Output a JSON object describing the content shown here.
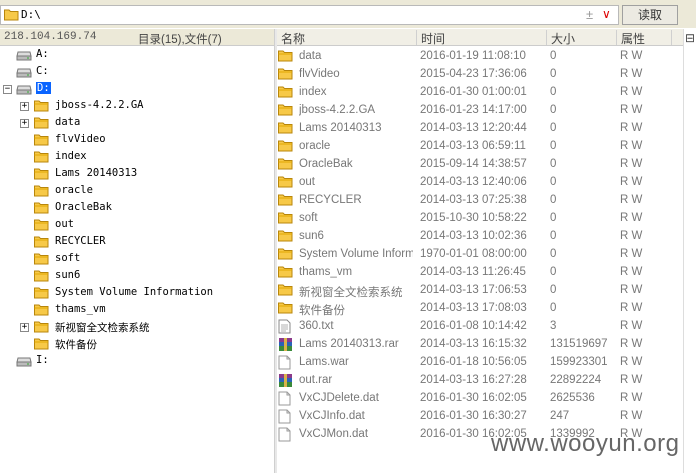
{
  "path": {
    "value": "D:\\",
    "read_label": "读取"
  },
  "left_header": {
    "ip": "218.104.169.74",
    "counts": "目录(15),文件(7)"
  },
  "tree": [
    {
      "label": "A:",
      "icon": "drive-icon",
      "expander": ""
    },
    {
      "label": "C:",
      "icon": "drive-icon",
      "expander": ""
    },
    {
      "label": "D:",
      "icon": "drive-icon",
      "expander": "−",
      "selected": true
    },
    {
      "label": "jboss-4.2.2.GA",
      "icon": "folder-icon",
      "expander": "+"
    },
    {
      "label": "data",
      "icon": "folder-icon",
      "expander": "+"
    },
    {
      "label": "flvVideo",
      "icon": "folder-icon",
      "expander": ""
    },
    {
      "label": "index",
      "icon": "folder-icon",
      "expander": ""
    },
    {
      "label": "Lams 20140313",
      "icon": "folder-icon",
      "expander": ""
    },
    {
      "label": "oracle",
      "icon": "folder-icon",
      "expander": ""
    },
    {
      "label": "OracleBak",
      "icon": "folder-icon",
      "expander": ""
    },
    {
      "label": "out",
      "icon": "folder-icon",
      "expander": ""
    },
    {
      "label": "RECYCLER",
      "icon": "folder-icon",
      "expander": ""
    },
    {
      "label": "soft",
      "icon": "folder-icon",
      "expander": ""
    },
    {
      "label": "sun6",
      "icon": "folder-icon",
      "expander": ""
    },
    {
      "label": "System Volume Information",
      "icon": "folder-icon",
      "expander": ""
    },
    {
      "label": "thams_vm",
      "icon": "folder-icon",
      "expander": ""
    },
    {
      "label": "新视窗全文检索系统",
      "icon": "folder-icon",
      "expander": "+"
    },
    {
      "label": "软件备份",
      "icon": "folder-icon",
      "expander": ""
    },
    {
      "label": "I:",
      "icon": "drive-icon",
      "expander": ""
    }
  ],
  "columns": {
    "name": "名称",
    "time": "时间",
    "size": "大小",
    "attr": "属性"
  },
  "files": [
    {
      "name": "data",
      "time": "2016-01-19 11:08:10",
      "size": "0",
      "attr": "R W",
      "icon": "folder-icon"
    },
    {
      "name": "flvVideo",
      "time": "2015-04-23 17:36:06",
      "size": "0",
      "attr": "R W",
      "icon": "folder-icon"
    },
    {
      "name": "index",
      "time": "2016-01-30 01:00:01",
      "size": "0",
      "attr": "R W",
      "icon": "folder-icon"
    },
    {
      "name": "jboss-4.2.2.GA",
      "time": "2016-01-23 14:17:00",
      "size": "0",
      "attr": "R W",
      "icon": "folder-icon"
    },
    {
      "name": "Lams 20140313",
      "time": "2014-03-13 12:20:44",
      "size": "0",
      "attr": "R W",
      "icon": "folder-icon"
    },
    {
      "name": "oracle",
      "time": "2014-03-13 06:59:11",
      "size": "0",
      "attr": "R W",
      "icon": "folder-icon"
    },
    {
      "name": "OracleBak",
      "time": "2015-09-14 14:38:57",
      "size": "0",
      "attr": "R W",
      "icon": "folder-icon"
    },
    {
      "name": "out",
      "time": "2014-03-13 12:40:06",
      "size": "0",
      "attr": "R W",
      "icon": "folder-icon"
    },
    {
      "name": "RECYCLER",
      "time": "2014-03-13 07:25:38",
      "size": "0",
      "attr": "R W",
      "icon": "folder-icon"
    },
    {
      "name": "soft",
      "time": "2015-10-30 10:58:22",
      "size": "0",
      "attr": "R W",
      "icon": "folder-icon"
    },
    {
      "name": "sun6",
      "time": "2014-03-13 10:02:36",
      "size": "0",
      "attr": "R W",
      "icon": "folder-icon"
    },
    {
      "name": "System Volume Inform...",
      "time": "1970-01-01 08:00:00",
      "size": "0",
      "attr": "R W",
      "icon": "folder-icon"
    },
    {
      "name": "thams_vm",
      "time": "2014-03-13 11:26:45",
      "size": "0",
      "attr": "R W",
      "icon": "folder-icon"
    },
    {
      "name": "新视窗全文检索系统",
      "time": "2014-03-13 17:06:53",
      "size": "0",
      "attr": "R W",
      "icon": "folder-icon"
    },
    {
      "name": "软件备份",
      "time": "2014-03-13 17:08:03",
      "size": "0",
      "attr": "R W",
      "icon": "folder-icon"
    },
    {
      "name": "360.txt",
      "time": "2016-01-08 10:14:42",
      "size": "3",
      "attr": "R W",
      "icon": "text-file-icon"
    },
    {
      "name": "Lams 20140313.rar",
      "time": "2014-03-13 16:15:32",
      "size": "131519697",
      "attr": "R W",
      "icon": "rar-archive-icon"
    },
    {
      "name": "Lams.war",
      "time": "2016-01-18 10:56:05",
      "size": "159923301",
      "attr": "R W",
      "icon": "file-icon"
    },
    {
      "name": "out.rar",
      "time": "2014-03-13 16:27:28",
      "size": "22892224",
      "attr": "R W",
      "icon": "rar-archive-icon"
    },
    {
      "name": "VxCJDelete.dat",
      "time": "2016-01-30 16:02:05",
      "size": "2625536",
      "attr": "R W",
      "icon": "file-icon"
    },
    {
      "name": "VxCJInfo.dat",
      "time": "2016-01-30 16:30:27",
      "size": "247",
      "attr": "R W",
      "icon": "file-icon"
    },
    {
      "name": "VxCJMon.dat",
      "time": "2016-01-30 16:02:05",
      "size": "1339992",
      "attr": "R W",
      "icon": "file-icon"
    }
  ],
  "watermark": "www.wooyun.org",
  "colors": {
    "folder": "#f7c948",
    "selection": "#0a64ff"
  }
}
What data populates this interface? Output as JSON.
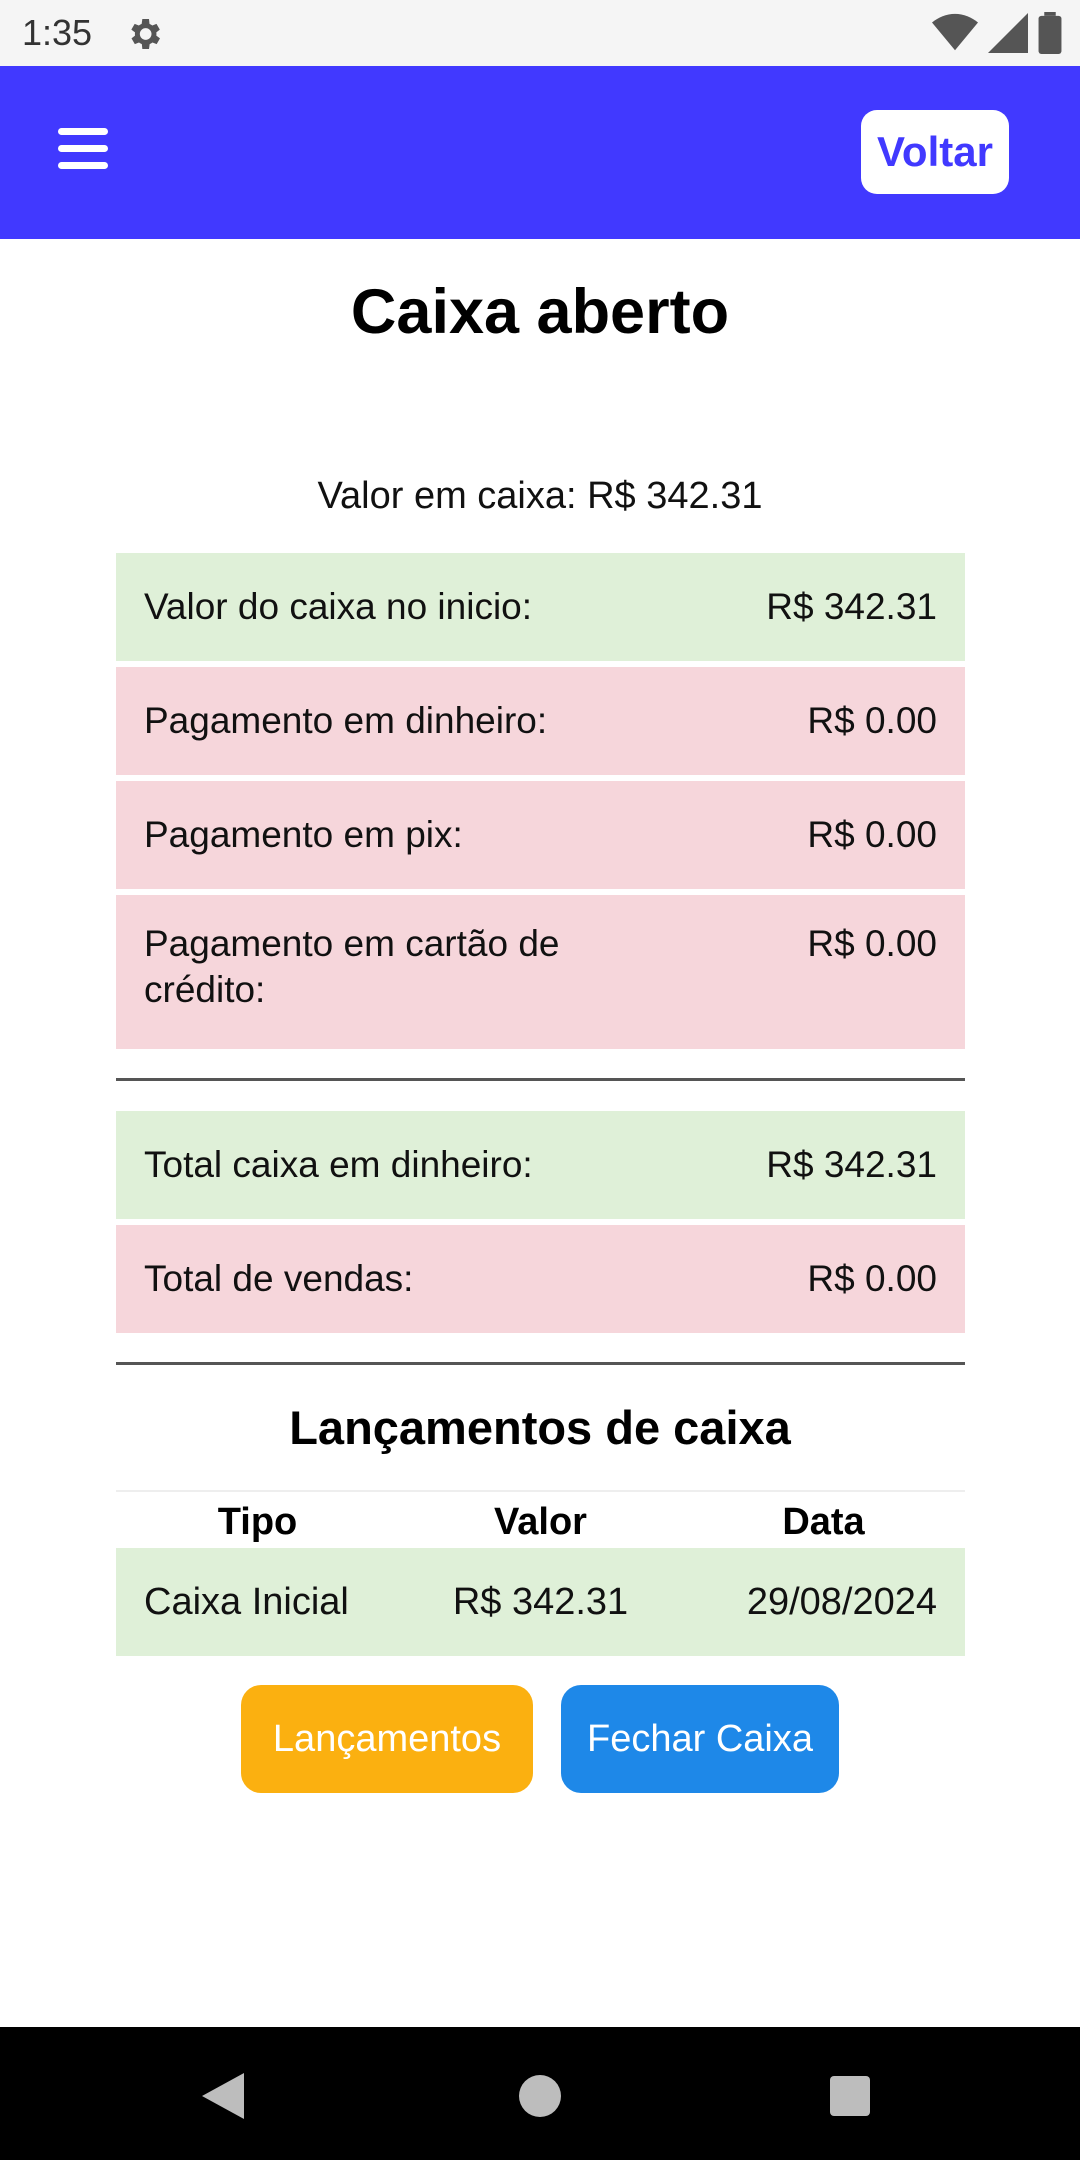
{
  "status_bar": {
    "time": "1:35"
  },
  "app_bar": {
    "back_label": "Voltar"
  },
  "page": {
    "title": "Caixa aberto",
    "cash_line": "Valor em caixa: R$ 342.31"
  },
  "summary_rows": [
    {
      "label": "Valor do caixa no inicio:",
      "value": "R$ 342.31",
      "color": "#dff0d8"
    },
    {
      "label": "Pagamento em dinheiro:",
      "value": "R$ 0.00",
      "color": "#f6d6db"
    },
    {
      "label": "Pagamento em pix:",
      "value": "R$ 0.00",
      "color": "#f6d6db"
    },
    {
      "label": "Pagamento em cartão de crédito:",
      "value": "R$ 0.00",
      "color": "#f6d6db"
    }
  ],
  "totals_rows": [
    {
      "label": "Total caixa em dinheiro:",
      "value": "R$ 342.31",
      "color": "#dff0d8"
    },
    {
      "label": "Total de vendas:",
      "value": "R$ 0.00",
      "color": "#f6d6db"
    }
  ],
  "entries": {
    "title": "Lançamentos de caixa",
    "columns": [
      "Tipo",
      "Valor",
      "Data"
    ],
    "rows": [
      {
        "tipo": "Caixa Inicial",
        "valor": "R$ 342.31",
        "data": "29/08/2024"
      }
    ]
  },
  "buttons": {
    "entries_label": "Lançamentos",
    "close_label": "Fechar Caixa"
  },
  "colors": {
    "app_bar": "#4139ff",
    "green_row": "#dff0d8",
    "red_row": "#f6d6db",
    "orange_button": "#fbb010",
    "blue_button": "#1e88e8"
  },
  "icons": {
    "status_left": "gear-icon",
    "status_right": [
      "wifi-icon",
      "signal-icon",
      "battery-icon"
    ],
    "app_bar_left": "hamburger-menu-icon",
    "nav": [
      "back-triangle-icon",
      "home-circle-icon",
      "recents-square-icon"
    ]
  }
}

━━━━

▸ **TO DO**:
Could you repeat all of the material exactly? Pictures should not be copied.

▸ **WRITTEN REPLY**:
Output a JSON object describing the content shown here.
{
  "path": {
    "value": "D:\\",
    "read_label": "读取"
  },
  "left_header": {
    "ip": "218.104.169.74",
    "counts": "目录(15),文件(7)"
  },
  "tree": [
    {
      "label": "A:",
      "icon": "drive-icon",
      "expander": ""
    },
    {
      "label": "C:",
      "icon": "drive-icon",
      "expander": ""
    },
    {
      "label": "D:",
      "icon": "drive-icon",
      "expander": "−",
      "selected": true
    },
    {
      "label": "jboss-4.2.2.GA",
      "icon": "folder-icon",
      "expander": "+"
    },
    {
      "label": "data",
      "icon": "folder-icon",
      "expander": "+"
    },
    {
      "label": "flvVideo",
      "icon": "folder-icon",
      "expander": ""
    },
    {
      "label": "index",
      "icon": "folder-icon",
      "expander": ""
    },
    {
      "label": "Lams 20140313",
      "icon": "folder-icon",
      "expander": ""
    },
    {
      "label": "oracle",
      "icon": "folder-icon",
      "expander": ""
    },
    {
      "label": "OracleBak",
      "icon": "folder-icon",
      "expander": ""
    },
    {
      "label": "out",
      "icon": "folder-icon",
      "expander": ""
    },
    {
      "label": "RECYCLER",
      "icon": "folder-icon",
      "expander": ""
    },
    {
      "label": "soft",
      "icon": "folder-icon",
      "expander": ""
    },
    {
      "label": "sun6",
      "icon": "folder-icon",
      "expander": ""
    },
    {
      "label": "System Volume Information",
      "icon": "folder-icon",
      "expander": ""
    },
    {
      "label": "thams_vm",
      "icon": "folder-icon",
      "expander": ""
    },
    {
      "label": "新视窗全文检索系统",
      "icon": "folder-icon",
      "expander": "+"
    },
    {
      "label": "软件备份",
      "icon": "folder-icon",
      "expander": ""
    },
    {
      "label": "I:",
      "icon": "drive-icon",
      "expander": ""
    }
  ],
  "columns": {
    "name": "名称",
    "time": "时间",
    "size": "大小",
    "attr": "属性"
  },
  "files": [
    {
      "name": "data",
      "time": "2016-01-19 11:08:10",
      "size": "0",
      "attr": "R W",
      "icon": "folder-icon"
    },
    {
      "name": "flvVideo",
      "time": "2015-04-23 17:36:06",
      "size": "0",
      "attr": "R W",
      "icon": "folder-icon"
    },
    {
      "name": "index",
      "time": "2016-01-30 01:00:01",
      "size": "0",
      "attr": "R W",
      "icon": "folder-icon"
    },
    {
      "name": "jboss-4.2.2.GA",
      "time": "2016-01-23 14:17:00",
      "size": "0",
      "attr": "R W",
      "icon": "folder-icon"
    },
    {
      "name": "Lams 20140313",
      "time": "2014-03-13 12:20:44",
      "size": "0",
      "attr": "R W",
      "icon": "folder-icon"
    },
    {
      "name": "oracle",
      "time": "2014-03-13 06:59:11",
      "size": "0",
      "attr": "R W",
      "icon": "folder-icon"
    },
    {
      "name": "OracleBak",
      "time": "2015-09-14 14:38:57",
      "size": "0",
      "attr": "R W",
      "icon": "folder-icon"
    },
    {
      "name": "out",
      "time": "2014-03-13 12:40:06",
      "size": "0",
      "attr": "R W",
      "icon": "folder-icon"
    },
    {
      "name": "RECYCLER",
      "time": "2014-03-13 07:25:38",
      "size": "0",
      "attr": "R W",
      "icon": "folder-icon"
    },
    {
      "name": "soft",
      "time": "2015-10-30 10:58:22",
      "size": "0",
      "attr": "R W",
      "icon": "folder-icon"
    },
    {
      "name": "sun6",
      "time": "2014-03-13 10:02:36",
      "size": "0",
      "attr": "R W",
      "icon": "folder-icon"
    },
    {
      "name": "System Volume Inform...",
      "time": "1970-01-01 08:00:00",
      "size": "0",
      "attr": "R W",
      "icon": "folder-icon"
    },
    {
      "name": "thams_vm",
      "time": "2014-03-13 11:26:45",
      "size": "0",
      "attr": "R W",
      "icon": "folder-icon"
    },
    {
      "name": "新视窗全文检索系统",
      "time": "2014-03-13 17:06:53",
      "size": "0",
      "attr": "R W",
      "icon": "folder-icon"
    },
    {
      "name": "软件备份",
      "time": "2014-03-13 17:08:03",
      "size": "0",
      "attr": "R W",
      "icon": "folder-icon"
    },
    {
      "name": "360.txt",
      "time": "2016-01-08 10:14:42",
      "size": "3",
      "attr": "R W",
      "icon": "text-file-icon"
    },
    {
      "name": "Lams 20140313.rar",
      "time": "2014-03-13 16:15:32",
      "size": "131519697",
      "attr": "R W",
      "icon": "rar-archive-icon"
    },
    {
      "name": "Lams.war",
      "time": "2016-01-18 10:56:05",
      "size": "159923301",
      "attr": "R W",
      "icon": "file-icon"
    },
    {
      "name": "out.rar",
      "time": "2014-03-13 16:27:28",
      "size": "22892224",
      "attr": "R W",
      "icon": "rar-archive-icon"
    },
    {
      "name": "VxCJDelete.dat",
      "time": "2016-01-30 16:02:05",
      "size": "2625536",
      "attr": "R W",
      "icon": "file-icon"
    },
    {
      "name": "VxCJInfo.dat",
      "time": "2016-01-30 16:30:27",
      "size": "247",
      "attr": "R W",
      "icon": "file-icon"
    },
    {
      "name": "VxCJMon.dat",
      "time": "2016-01-30 16:02:05",
      "size": "1339992",
      "attr": "R W",
      "icon": "file-icon"
    }
  ],
  "watermark": "www.wooyun.org",
  "colors": {
    "folder": "#f7c948",
    "selection": "#0a64ff"
  }
}
What data populates this interface? Output as JSON.
{
  "status_bar": {
    "time": "1:35"
  },
  "app_bar": {
    "back_label": "Voltar"
  },
  "page": {
    "title": "Caixa aberto",
    "cash_line": "Valor em caixa: R$ 342.31"
  },
  "summary_rows": [
    {
      "label": "Valor do caixa no inicio:",
      "value": "R$ 342.31",
      "color": "#dff0d8"
    },
    {
      "label": "Pagamento em dinheiro:",
      "value": "R$ 0.00",
      "color": "#f6d6db"
    },
    {
      "label": "Pagamento em pix:",
      "value": "R$ 0.00",
      "color": "#f6d6db"
    },
    {
      "label": "Pagamento em cartão de crédito:",
      "value": "R$ 0.00",
      "color": "#f6d6db"
    }
  ],
  "totals_rows": [
    {
      "label": "Total caixa em dinheiro:",
      "value": "R$ 342.31",
      "color": "#dff0d8"
    },
    {
      "label": "Total de vendas:",
      "value": "R$ 0.00",
      "color": "#f6d6db"
    }
  ],
  "entries": {
    "title": "Lançamentos de caixa",
    "columns": [
      "Tipo",
      "Valor",
      "Data"
    ],
    "rows": [
      {
        "tipo": "Caixa Inicial",
        "valor": "R$ 342.31",
        "data": "29/08/2024"
      }
    ]
  },
  "buttons": {
    "entries_label": "Lançamentos",
    "close_label": "Fechar Caixa"
  },
  "colors": {
    "app_bar": "#4139ff",
    "green_row": "#dff0d8",
    "red_row": "#f6d6db",
    "orange_button": "#fbb010",
    "blue_button": "#1e88e8"
  },
  "icons": {
    "status_left": "gear-icon",
    "status_right": [
      "wifi-icon",
      "signal-icon",
      "battery-icon"
    ],
    "app_bar_left": "hamburger-menu-icon",
    "nav": [
      "back-triangle-icon",
      "home-circle-icon",
      "recents-square-icon"
    ]
  }
}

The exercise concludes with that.